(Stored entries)
⟨
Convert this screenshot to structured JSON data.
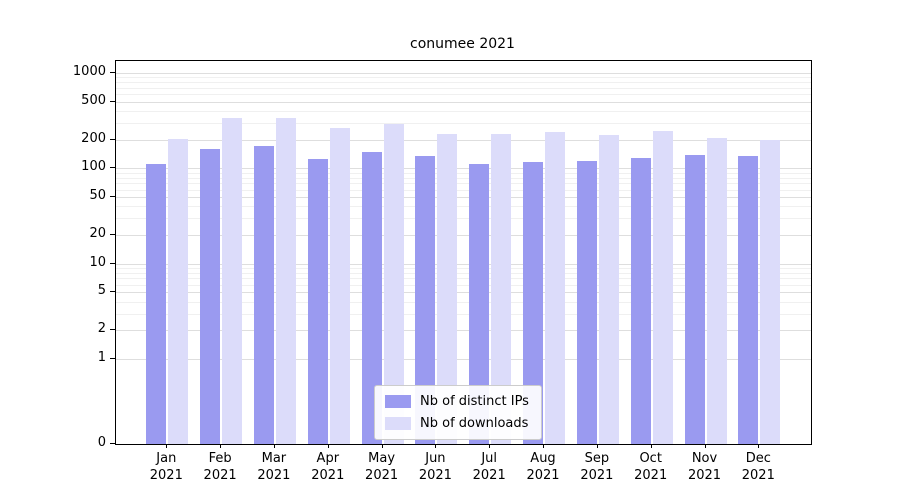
{
  "title": "conumee 2021",
  "chart_data": {
    "type": "bar",
    "title": "conumee 2021",
    "yscale": "log",
    "grid": true,
    "legend_position": "bottom-center-inside",
    "year": "2021",
    "categories": [
      "Jan",
      "Feb",
      "Mar",
      "Apr",
      "May",
      "Jun",
      "Jul",
      "Aug",
      "Sep",
      "Oct",
      "Nov",
      "Dec"
    ],
    "yticks": [
      0,
      1,
      2,
      5,
      10,
      20,
      50,
      100,
      200,
      500,
      1000
    ],
    "ylim": [
      0,
      1400
    ],
    "series": [
      {
        "name": "Nb of distinct IPs",
        "color": "#9a9af0",
        "values": [
          110,
          160,
          170,
          125,
          150,
          135,
          112,
          117,
          120,
          130,
          137,
          135
        ]
      },
      {
        "name": "Nb of downloads",
        "color": "#dcdcfa",
        "values": [
          205,
          340,
          335,
          265,
          290,
          232,
          228,
          242,
          224,
          245,
          210,
          198
        ]
      }
    ]
  }
}
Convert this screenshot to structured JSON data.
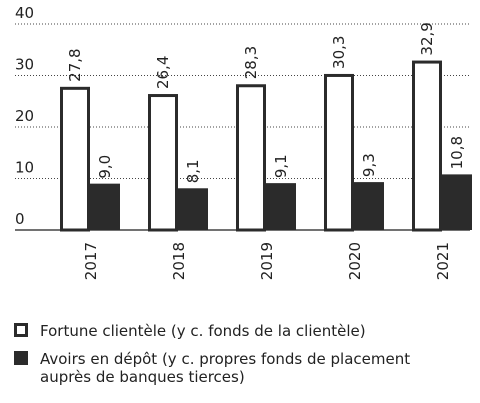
{
  "chart_data": {
    "type": "bar",
    "categories": [
      "2017",
      "2018",
      "2019",
      "2020",
      "2021"
    ],
    "series": [
      {
        "name": "Fortune clientèle (y c. fonds de la clientèle)",
        "color": "#ffffff",
        "values": [
          27.8,
          26.4,
          28.3,
          30.3,
          32.9
        ],
        "value_labels": [
          "27,8",
          "26,4",
          "28,3",
          "30,3",
          "32,9"
        ]
      },
      {
        "name": "Avoirs en dépôt (y c. propres fonds de placement auprès de banques tierces)",
        "color": "#2b2b2b",
        "values": [
          9.0,
          8.1,
          9.1,
          9.3,
          10.8
        ],
        "value_labels": [
          "9,0",
          "8,1",
          "9,1",
          "9,3",
          "10,8"
        ]
      }
    ],
    "ylim": [
      0,
      40
    ],
    "yticks": [
      0,
      10,
      20,
      30,
      40
    ],
    "grid": true
  }
}
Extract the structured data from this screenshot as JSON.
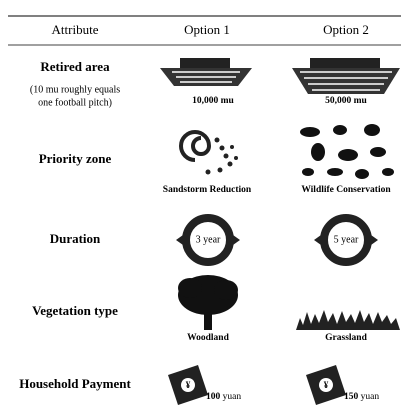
{
  "table": {
    "header": [
      "Attribute",
      "Option 1",
      "Option 2"
    ],
    "rows": [
      {
        "attribute": "Retired area",
        "note": [
          "(10 mu roughly equals",
          "one football pitch)"
        ],
        "options": [
          "10,000 mu",
          "50,000 mu"
        ]
      },
      {
        "attribute": "Priority zone",
        "options": [
          "Sandstorm Reduction",
          "Wildlife Conservation"
        ]
      },
      {
        "attribute": "Duration",
        "options": [
          "3 year",
          "5 year"
        ]
      },
      {
        "attribute": "Vegetation type",
        "options": [
          "Woodland",
          "Grassland"
        ]
      },
      {
        "attribute": "Household Payment",
        "options": [
          {
            "amount": "100",
            "unit": "yuan"
          },
          {
            "amount": "150",
            "unit": "yuan"
          }
        ]
      }
    ]
  }
}
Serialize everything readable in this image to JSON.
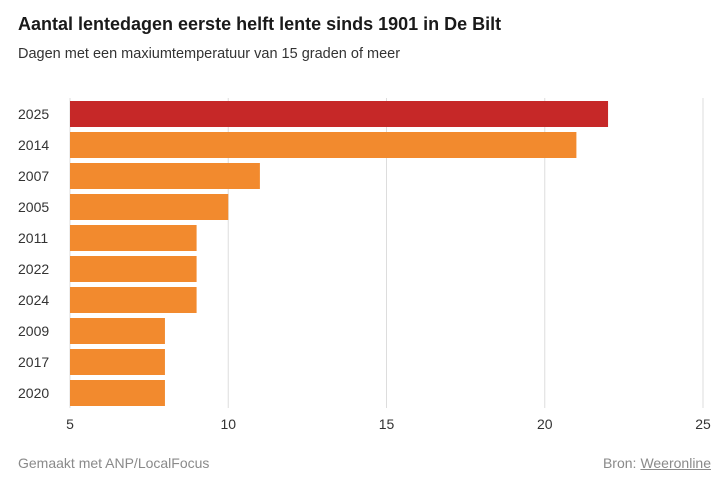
{
  "title": "Aantal lentedagen eerste helft lente sinds 1901 in De Bilt",
  "subtitle": "Dagen met een maxiumtemperatuur van 15 graden of meer",
  "footer": {
    "made_with": "Gemaakt met ANP/LocalFocus",
    "source_label": "Bron:",
    "source_link": "Weeronline"
  },
  "colors": {
    "highlight": "#c62828",
    "bar": "#f28a2e",
    "grid": "#dddddd",
    "text": "#333333"
  },
  "chart_data": {
    "type": "bar",
    "orientation": "horizontal",
    "title": "Aantal lentedagen eerste helft lente sinds 1901 in De Bilt",
    "subtitle": "Dagen met een maxiumtemperatuur van 15 graden of meer",
    "categories": [
      "2025",
      "2014",
      "2007",
      "2005",
      "2011",
      "2022",
      "2024",
      "2009",
      "2017",
      "2020"
    ],
    "values": [
      22,
      21,
      11,
      10,
      9,
      9,
      9,
      8,
      8,
      8
    ],
    "highlight_category": "2025",
    "xlim": [
      5,
      25
    ],
    "xticks": [
      5,
      10,
      15,
      20,
      25
    ],
    "grid": true
  }
}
⟩
- **What you will do**: From the listing above, pick out every line containing "maxiumtemperatuur".

- **Answer to the task**:
  "subtitle": "Dagen met een maxiumtemperatuur van 15 graden of meer",
    "subtitle": "Dagen met een maxiumtemperatuur van 15 graden of meer",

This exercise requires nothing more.